Assigned task: In full and exactly, reproduce the entries below, but omit the pictures.

Stored data:

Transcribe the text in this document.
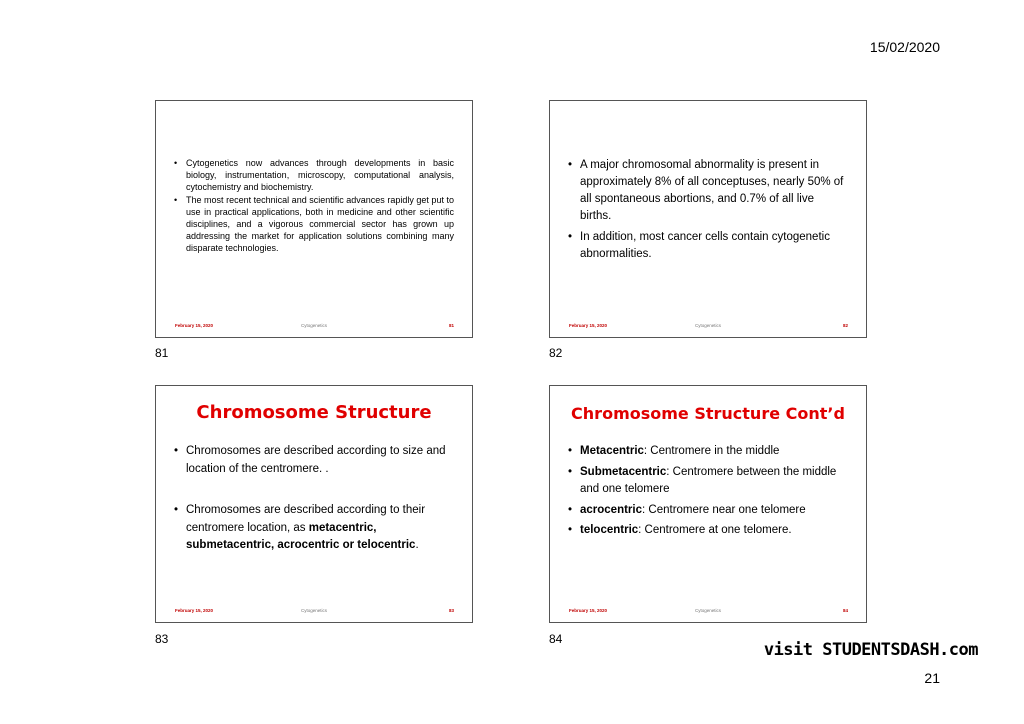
15/02/2020
• Cytogenetics now advances through developments in basic biology, instrumentation, microscopy, computational analysis, cytochemistry and biochemistry.
• The most recent technical and scientific advances rapidly get put to use in practical applications, both in medicine and other scientific disciplines, and a vigorous commercial sector has grown up addressing the market for application solutions combining many disparate technologies.
February 15, 2020	Cytogenetics	81
81
• A major chromosomal abnormality is present in approximately 8% of all conceptuses, nearly 50% of all spontaneous abortions, and 0.7% of all live births.
• In addition, most cancer cells contain cytogenetic abnormalities.
February 15, 2020	Cytogenetics	82
82
Chromosome Structure
• Chromosomes are described according to size and location of the centromere. .
• Chromosomes are described according to their centromere location, as metacentric, submetacentric, acrocentric or telocentric.
February 15, 2020	Cytogenetics	83
83
Chromosome Structure Cont’d
• Metacentric: Centromere in the middle
• Submetacentric: Centromere between the middle and one telomere
• acrocentric: Centromere near one telomere
• telocentric: Centromere at one telomere.
February 15, 2020	Cytogenetics	84
84
visit STUDENTSDASH.com
21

Task solution:
Transcribe the text in this document.
15/02/2020
• Cytogenetics now advances through developments in basic biology, instrumentation, microscopy, computational analysis, cytochemistry and biochemistry.
• The most recent technical and scientific advances rapidly get put to use in practical applications, both in medicine and other scientific disciplines, and a vigorous commercial sector has grown up addressing the market for application solutions combining many disparate technologies.
February 15, 2020	Cytogenetics	81
81
• A major chromosomal abnormality is present in approximately 8% of all conceptuses, nearly 50% of all spontaneous abortions, and 0.7% of all live births.
• In addition, most cancer cells contain cytogenetic abnormalities.
February 15, 2020	Cytogenetics	82
82
Chromosome Structure
• Chromosomes are described according to size and location of the centromere. .
• Chromosomes are described according to their centromere location, as metacentric, submetacentric, acrocentric or telocentric.
February 15, 2020	Cytogenetics	83
83
Chromosome Structure Cont’d
• Metacentric: Centromere in the middle
• Submetacentric: Centromere between the middle and one telomere
• acrocentric: Centromere near one telomere
• telocentric: Centromere at one telomere.
February 15, 2020	Cytogenetics	84
84
visit STUDENTSDASH.com
21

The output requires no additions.